* **WHAT YOU NEED TO DO**:
Show each line of the data below that has the string "оплаты" in it.
** start of DATA IN THIS EXERCISE **
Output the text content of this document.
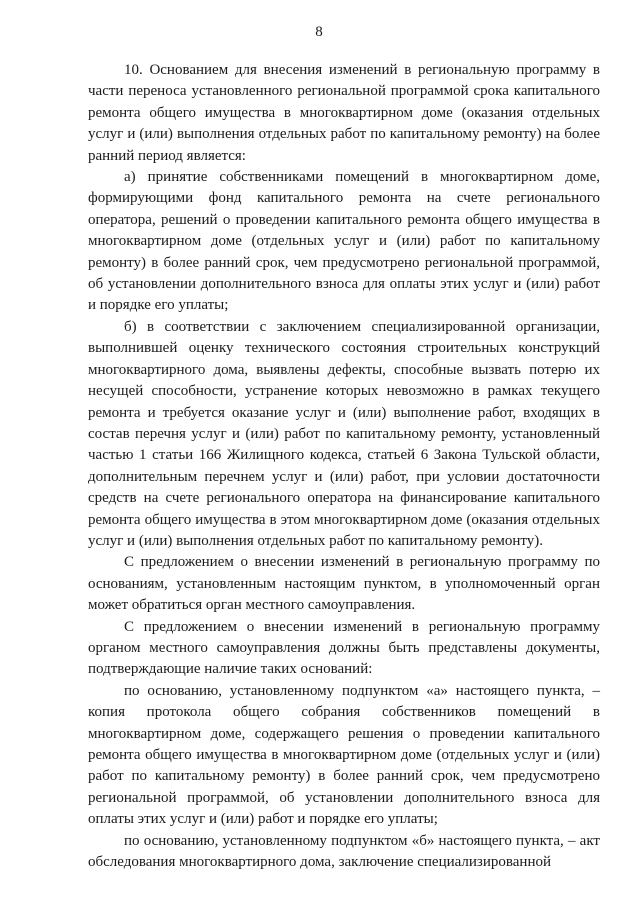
8

10. Основанием для внесения изменений в региональную программу в части переноса установленного региональной программой срока капитального ремонта общего имущества в многоквартирном доме (оказания отдельных услуг и (или) выполнения отдельных работ по капитальному ремонту) на более ранний период является:

а) принятие собственниками помещений в многоквартирном доме, формирующими фонд капитального ремонта на счете регионального оператора, решений о проведении капитального ремонта общего имущества в многоквартирном доме (отдельных услуг и (или) работ по капитальному ремонту) в более ранний срок, чем предусмотрено региональной программой, об установлении дополнительного взноса для оплаты этих услуг и (или) работ и порядке его уплаты;

б) в соответствии с заключением специализированной организации, выполнившей оценку технического состояния строительных конструкций многоквартирного дома, выявлены дефекты, способные вызвать потерю их несущей способности, устранение которых невозможно в рамках текущего ремонта и требуется оказание услуг и (или) выполнение работ, входящих в состав перечня услуг и (или) работ по капитальному ремонту, установленный частью 1 статьи 166 Жилищного кодекса, статьей 6 Закона Тульской области, дополнительным перечнем услуг и (или) работ, при условии достаточности средств на счете регионального оператора на финансирование капитального ремонта общего имущества в этом многоквартирном доме (оказания отдельных услуг и (или) выполнения отдельных работ по капитальному ремонту).

С предложением о внесении изменений в региональную программу по основаниям, установленным настоящим пунктом, в уполномоченный орган может обратиться орган местного самоуправления.

С предложением о внесении изменений в региональную программу органом местного самоуправления должны быть представлены документы, подтверждающие наличие таких оснований:

по основанию, установленному подпунктом «а» настоящего пункта, – копия протокола общего собрания собственников помещений в многоквартирном доме, содержащего решения о проведении капитального ремонта общего имущества в многоквартирном доме (отдельных услуг и (или) работ по капитальному ремонту) в более ранний срок, чем предусмотрено региональной программой, об установлении дополнительного взноса для оплаты этих услуг и (или) работ и порядке его уплаты;

по основанию, установленному подпунктом «б» настоящего пункта, – акт обследования многоквартирного дома, заключение специализированной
** end of DATA IN THIS EXERCISE **
* **RESPONSE**:
а) принятие собственниками помещений в многоквартирном доме, формирующими фонд капитального ремонта на счете регионального оператора, решений о проведении капитального ремонта общего имущества в многоквартирном доме (отдельных услуг и (или) работ по капитальному ремонту) в более ранний срок, чем предусмотрено региональной программой, об установлении дополнительного взноса для оплаты этих услуг и (или) работ и порядке его уплаты;
по основанию, установленному подпунктом «а» настоящего пункта, – копия протокола общего собрания собственников помещений в многоквартирном доме, содержащего решения о проведении капитального ремонта общего имущества в многоквартирном доме (отдельных услуг и (или) работ по капитальному ремонту) в более ранний срок, чем предусмотрено региональной программой, об установлении дополнительного взноса для оплаты этих услуг и (или) работ и порядке его уплаты;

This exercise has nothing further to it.